SHORT TASK: Determine which lines contain the word "modification", then copy those lines.
### EXERCISE INPUTS
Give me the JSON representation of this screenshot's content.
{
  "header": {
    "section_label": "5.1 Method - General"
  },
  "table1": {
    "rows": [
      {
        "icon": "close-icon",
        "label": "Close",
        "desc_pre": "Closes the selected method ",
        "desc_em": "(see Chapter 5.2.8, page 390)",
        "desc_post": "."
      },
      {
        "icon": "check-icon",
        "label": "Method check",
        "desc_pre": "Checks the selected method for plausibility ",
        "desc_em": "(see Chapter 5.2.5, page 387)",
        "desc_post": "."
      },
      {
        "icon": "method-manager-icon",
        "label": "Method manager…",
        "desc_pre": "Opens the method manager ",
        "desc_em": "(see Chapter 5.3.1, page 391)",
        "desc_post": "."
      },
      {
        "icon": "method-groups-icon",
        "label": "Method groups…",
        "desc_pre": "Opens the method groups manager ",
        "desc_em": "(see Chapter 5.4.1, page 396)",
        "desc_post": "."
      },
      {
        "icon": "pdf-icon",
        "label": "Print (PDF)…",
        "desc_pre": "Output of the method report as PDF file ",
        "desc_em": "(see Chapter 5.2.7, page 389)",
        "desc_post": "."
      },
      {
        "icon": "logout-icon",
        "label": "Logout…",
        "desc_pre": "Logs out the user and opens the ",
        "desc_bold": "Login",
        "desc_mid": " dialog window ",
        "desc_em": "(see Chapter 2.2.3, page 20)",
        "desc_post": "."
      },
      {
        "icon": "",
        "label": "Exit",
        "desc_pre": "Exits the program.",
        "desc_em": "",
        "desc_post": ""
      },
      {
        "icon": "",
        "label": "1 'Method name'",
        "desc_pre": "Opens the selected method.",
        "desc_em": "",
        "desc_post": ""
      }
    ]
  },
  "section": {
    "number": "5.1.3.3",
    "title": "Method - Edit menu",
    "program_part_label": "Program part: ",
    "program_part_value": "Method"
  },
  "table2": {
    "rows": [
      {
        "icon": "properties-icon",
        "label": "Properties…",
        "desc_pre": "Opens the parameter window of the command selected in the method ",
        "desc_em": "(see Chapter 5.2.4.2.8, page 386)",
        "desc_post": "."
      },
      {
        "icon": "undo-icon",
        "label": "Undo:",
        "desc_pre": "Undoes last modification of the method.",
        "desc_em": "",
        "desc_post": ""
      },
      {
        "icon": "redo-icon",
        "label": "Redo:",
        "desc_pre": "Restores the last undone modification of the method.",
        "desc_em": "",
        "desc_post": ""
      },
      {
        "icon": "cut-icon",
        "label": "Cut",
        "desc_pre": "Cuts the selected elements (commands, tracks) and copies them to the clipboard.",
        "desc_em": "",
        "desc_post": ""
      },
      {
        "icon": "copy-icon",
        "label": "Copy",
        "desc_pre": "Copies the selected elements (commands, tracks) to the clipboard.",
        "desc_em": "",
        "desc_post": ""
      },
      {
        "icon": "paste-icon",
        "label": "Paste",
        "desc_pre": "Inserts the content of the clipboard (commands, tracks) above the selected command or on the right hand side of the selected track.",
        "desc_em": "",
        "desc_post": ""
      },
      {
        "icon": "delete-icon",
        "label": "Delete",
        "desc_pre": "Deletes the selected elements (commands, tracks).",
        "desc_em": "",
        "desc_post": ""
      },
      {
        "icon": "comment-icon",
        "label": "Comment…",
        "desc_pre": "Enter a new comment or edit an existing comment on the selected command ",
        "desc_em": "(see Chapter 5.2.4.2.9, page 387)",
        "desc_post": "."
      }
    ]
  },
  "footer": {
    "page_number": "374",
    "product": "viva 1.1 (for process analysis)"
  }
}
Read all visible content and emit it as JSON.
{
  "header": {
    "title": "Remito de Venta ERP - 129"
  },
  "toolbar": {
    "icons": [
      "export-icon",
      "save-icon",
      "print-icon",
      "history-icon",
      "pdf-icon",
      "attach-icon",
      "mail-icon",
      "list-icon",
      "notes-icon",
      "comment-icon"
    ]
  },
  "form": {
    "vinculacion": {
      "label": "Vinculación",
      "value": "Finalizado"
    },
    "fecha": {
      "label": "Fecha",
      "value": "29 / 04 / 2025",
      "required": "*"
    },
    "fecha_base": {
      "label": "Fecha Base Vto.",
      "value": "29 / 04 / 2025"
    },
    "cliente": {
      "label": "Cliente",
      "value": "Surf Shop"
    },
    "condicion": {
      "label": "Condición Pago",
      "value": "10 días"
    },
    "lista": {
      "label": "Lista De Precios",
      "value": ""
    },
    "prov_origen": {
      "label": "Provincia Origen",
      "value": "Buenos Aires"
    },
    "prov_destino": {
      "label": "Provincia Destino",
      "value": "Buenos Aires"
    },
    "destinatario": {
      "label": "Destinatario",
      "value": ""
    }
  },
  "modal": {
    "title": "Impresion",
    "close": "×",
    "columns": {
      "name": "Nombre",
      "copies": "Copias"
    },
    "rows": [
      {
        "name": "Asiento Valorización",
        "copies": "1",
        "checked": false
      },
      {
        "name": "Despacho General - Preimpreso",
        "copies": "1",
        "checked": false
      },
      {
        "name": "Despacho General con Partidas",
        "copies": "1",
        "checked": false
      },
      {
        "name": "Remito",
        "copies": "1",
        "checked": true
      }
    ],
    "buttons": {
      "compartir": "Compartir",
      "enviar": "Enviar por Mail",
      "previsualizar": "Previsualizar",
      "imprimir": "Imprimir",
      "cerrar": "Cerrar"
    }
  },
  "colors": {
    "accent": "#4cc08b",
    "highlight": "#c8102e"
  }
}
######
THE RESULT:
        "desc_pre": "Undoes last modification of the method.",
        "desc_pre": "Restores the last undone modification of the method.",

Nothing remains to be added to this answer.